Entries with figure data:

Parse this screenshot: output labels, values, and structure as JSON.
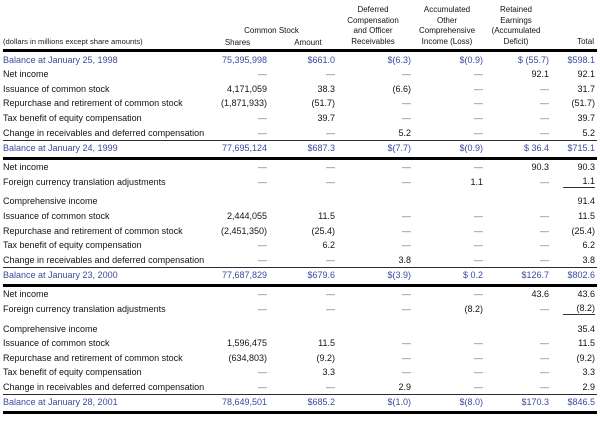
{
  "meta": {
    "note": "(dollars in millions except share amounts)"
  },
  "columns": {
    "common_stock_group": "Common Stock",
    "shares": "Shares",
    "amount": "Amount",
    "deferred": [
      "Deferred",
      "Compensation",
      "and Officer",
      "Receivables"
    ],
    "accumulated": [
      "Accumulated",
      "Other",
      "Comprehensive",
      "Income (Loss)"
    ],
    "retained": [
      "Retained",
      "Earnings",
      "(Accumulated",
      "Deficit)"
    ],
    "total": "Total"
  },
  "colors": {
    "balance_blue": "#3b4a9e",
    "body_text": "#131313",
    "dash_gray": "#6e6e6e",
    "rule_black": "#000000"
  },
  "rows": [
    {
      "label": "Balance at January 25, 1998",
      "type": "balance-open",
      "cells": [
        "75,395,998",
        "$661.0",
        "$(6.3)",
        "$(0.9)",
        "$ (55.7)",
        "$598.1"
      ]
    },
    {
      "label": "Net income",
      "type": "regular",
      "cells": [
        "—",
        "—",
        "—",
        "—",
        "92.1",
        "92.1"
      ]
    },
    {
      "label": "Issuance of common stock",
      "type": "regular",
      "cells": [
        "4,171,059",
        "38.3",
        "(6.6)",
        "—",
        "—",
        "31.7"
      ]
    },
    {
      "label": "Repurchase and retirement of common stock",
      "type": "regular",
      "cells": [
        "(1,871,933)",
        "(51.7)",
        "—",
        "—",
        "—",
        "(51.7)"
      ]
    },
    {
      "label": "Tax benefit of equity compensation",
      "type": "regular",
      "cells": [
        "—",
        "39.7",
        "—",
        "—",
        "—",
        "39.7"
      ]
    },
    {
      "label": "Change in receivables and deferred compensation",
      "type": "regular",
      "cells": [
        "—",
        "—",
        "5.2",
        "—",
        "—",
        "5.2"
      ]
    },
    {
      "label": "Balance at January 24, 1999",
      "type": "balance",
      "cells": [
        "77,695,124",
        "$687.3",
        "$(7.7)",
        "$(0.9)",
        "$ 36.4",
        "$715.1"
      ]
    },
    {
      "label": "Net income",
      "type": "regular",
      "cells": [
        "—",
        "—",
        "—",
        "—",
        "90.3",
        "90.3"
      ]
    },
    {
      "label": "Foreign currency translation adjustments",
      "type": "regular",
      "total_underline": true,
      "cells": [
        "—",
        "—",
        "—",
        "1.1",
        "—",
        "1.1"
      ]
    },
    {
      "label": "Comprehensive income",
      "type": "spaced",
      "cells": [
        "",
        "",
        "",
        "",
        "",
        "91.4"
      ]
    },
    {
      "label": "Issuance of common stock",
      "type": "regular",
      "cells": [
        "2,444,055",
        "11.5",
        "—",
        "—",
        "—",
        "11.5"
      ]
    },
    {
      "label": "Repurchase and retirement of common stock",
      "type": "regular",
      "cells": [
        "(2,451,350)",
        "(25.4)",
        "—",
        "—",
        "—",
        "(25.4)"
      ]
    },
    {
      "label": "Tax benefit of equity compensation",
      "type": "regular",
      "cells": [
        "—",
        "6.2",
        "—",
        "—",
        "—",
        "6.2"
      ]
    },
    {
      "label": "Change in receivables and deferred compensation",
      "type": "regular",
      "cells": [
        "—",
        "—",
        "3.8",
        "—",
        "—",
        "3.8"
      ]
    },
    {
      "label": "Balance at January 23, 2000",
      "type": "balance",
      "cells": [
        "77,687,829",
        "$679.6",
        "$(3.9)",
        "$ 0.2",
        "$126.7",
        "$802.6"
      ]
    },
    {
      "label": "Net income",
      "type": "regular",
      "cells": [
        "—",
        "—",
        "—",
        "—",
        "43.6",
        "43.6"
      ]
    },
    {
      "label": "Foreign currency translation adjustments",
      "type": "regular",
      "total_underline": true,
      "cells": [
        "—",
        "—",
        "—",
        "(8.2)",
        "—",
        "(8.2)"
      ]
    },
    {
      "label": "Comprehensive income",
      "type": "spaced",
      "cells": [
        "",
        "",
        "",
        "",
        "",
        "35.4"
      ]
    },
    {
      "label": "Issuance of common stock",
      "type": "regular",
      "cells": [
        "1,596,475",
        "11.5",
        "—",
        "—",
        "—",
        "11.5"
      ]
    },
    {
      "label": "Repurchase and retirement of common stock",
      "type": "regular",
      "cells": [
        "(634,803)",
        "(9.2)",
        "—",
        "—",
        "—",
        "(9.2)"
      ]
    },
    {
      "label": "Tax benefit of equity compensation",
      "type": "regular",
      "cells": [
        "—",
        "3.3",
        "—",
        "—",
        "—",
        "3.3"
      ]
    },
    {
      "label": "Change in receivables and deferred compensation",
      "type": "regular",
      "cells": [
        "—",
        "—",
        "2.9",
        "—",
        "—",
        "2.9"
      ]
    },
    {
      "label": "Balance at January 28, 2001",
      "type": "balance",
      "cells": [
        "78,649,501",
        "$685.2",
        "$(1.0)",
        "$(8.0)",
        "$170.3",
        "$846.5"
      ]
    }
  ]
}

Directive: Extract all the data above exactly, excluding every picture.

Answer to this problem:
Parse this screenshot: output labels, values, and structure as JSON.
{
  "meta": {
    "note": "(dollars in millions except share amounts)"
  },
  "columns": {
    "common_stock_group": "Common Stock",
    "shares": "Shares",
    "amount": "Amount",
    "deferred": [
      "Deferred",
      "Compensation",
      "and Officer",
      "Receivables"
    ],
    "accumulated": [
      "Accumulated",
      "Other",
      "Comprehensive",
      "Income (Loss)"
    ],
    "retained": [
      "Retained",
      "Earnings",
      "(Accumulated",
      "Deficit)"
    ],
    "total": "Total"
  },
  "colors": {
    "balance_blue": "#3b4a9e",
    "body_text": "#131313",
    "dash_gray": "#6e6e6e",
    "rule_black": "#000000"
  },
  "rows": [
    {
      "label": "Balance at January 25, 1998",
      "type": "balance-open",
      "cells": [
        "75,395,998",
        "$661.0",
        "$(6.3)",
        "$(0.9)",
        "$ (55.7)",
        "$598.1"
      ]
    },
    {
      "label": "Net income",
      "type": "regular",
      "cells": [
        "—",
        "—",
        "—",
        "—",
        "92.1",
        "92.1"
      ]
    },
    {
      "label": "Issuance of common stock",
      "type": "regular",
      "cells": [
        "4,171,059",
        "38.3",
        "(6.6)",
        "—",
        "—",
        "31.7"
      ]
    },
    {
      "label": "Repurchase and retirement of common stock",
      "type": "regular",
      "cells": [
        "(1,871,933)",
        "(51.7)",
        "—",
        "—",
        "—",
        "(51.7)"
      ]
    },
    {
      "label": "Tax benefit of equity compensation",
      "type": "regular",
      "cells": [
        "—",
        "39.7",
        "—",
        "—",
        "—",
        "39.7"
      ]
    },
    {
      "label": "Change in receivables and deferred compensation",
      "type": "regular",
      "cells": [
        "—",
        "—",
        "5.2",
        "—",
        "—",
        "5.2"
      ]
    },
    {
      "label": "Balance at January 24, 1999",
      "type": "balance",
      "cells": [
        "77,695,124",
        "$687.3",
        "$(7.7)",
        "$(0.9)",
        "$ 36.4",
        "$715.1"
      ]
    },
    {
      "label": "Net income",
      "type": "regular",
      "cells": [
        "—",
        "—",
        "—",
        "—",
        "90.3",
        "90.3"
      ]
    },
    {
      "label": "Foreign currency translation adjustments",
      "type": "regular",
      "total_underline": true,
      "cells": [
        "—",
        "—",
        "—",
        "1.1",
        "—",
        "1.1"
      ]
    },
    {
      "label": "Comprehensive income",
      "type": "spaced",
      "cells": [
        "",
        "",
        "",
        "",
        "",
        "91.4"
      ]
    },
    {
      "label": "Issuance of common stock",
      "type": "regular",
      "cells": [
        "2,444,055",
        "11.5",
        "—",
        "—",
        "—",
        "11.5"
      ]
    },
    {
      "label": "Repurchase and retirement of common stock",
      "type": "regular",
      "cells": [
        "(2,451,350)",
        "(25.4)",
        "—",
        "—",
        "—",
        "(25.4)"
      ]
    },
    {
      "label": "Tax benefit of equity compensation",
      "type": "regular",
      "cells": [
        "—",
        "6.2",
        "—",
        "—",
        "—",
        "6.2"
      ]
    },
    {
      "label": "Change in receivables and deferred compensation",
      "type": "regular",
      "cells": [
        "—",
        "—",
        "3.8",
        "—",
        "—",
        "3.8"
      ]
    },
    {
      "label": "Balance at January 23, 2000",
      "type": "balance",
      "cells": [
        "77,687,829",
        "$679.6",
        "$(3.9)",
        "$ 0.2",
        "$126.7",
        "$802.6"
      ]
    },
    {
      "label": "Net income",
      "type": "regular",
      "cells": [
        "—",
        "—",
        "—",
        "—",
        "43.6",
        "43.6"
      ]
    },
    {
      "label": "Foreign currency translation adjustments",
      "type": "regular",
      "total_underline": true,
      "cells": [
        "—",
        "—",
        "—",
        "(8.2)",
        "—",
        "(8.2)"
      ]
    },
    {
      "label": "Comprehensive income",
      "type": "spaced",
      "cells": [
        "",
        "",
        "",
        "",
        "",
        "35.4"
      ]
    },
    {
      "label": "Issuance of common stock",
      "type": "regular",
      "cells": [
        "1,596,475",
        "11.5",
        "—",
        "—",
        "—",
        "11.5"
      ]
    },
    {
      "label": "Repurchase and retirement of common stock",
      "type": "regular",
      "cells": [
        "(634,803)",
        "(9.2)",
        "—",
        "—",
        "—",
        "(9.2)"
      ]
    },
    {
      "label": "Tax benefit of equity compensation",
      "type": "regular",
      "cells": [
        "—",
        "3.3",
        "—",
        "—",
        "—",
        "3.3"
      ]
    },
    {
      "label": "Change in receivables and deferred compensation",
      "type": "regular",
      "cells": [
        "—",
        "—",
        "2.9",
        "—",
        "—",
        "2.9"
      ]
    },
    {
      "label": "Balance at January 28, 2001",
      "type": "balance",
      "cells": [
        "78,649,501",
        "$685.2",
        "$(1.0)",
        "$(8.0)",
        "$170.3",
        "$846.5"
      ]
    }
  ]
}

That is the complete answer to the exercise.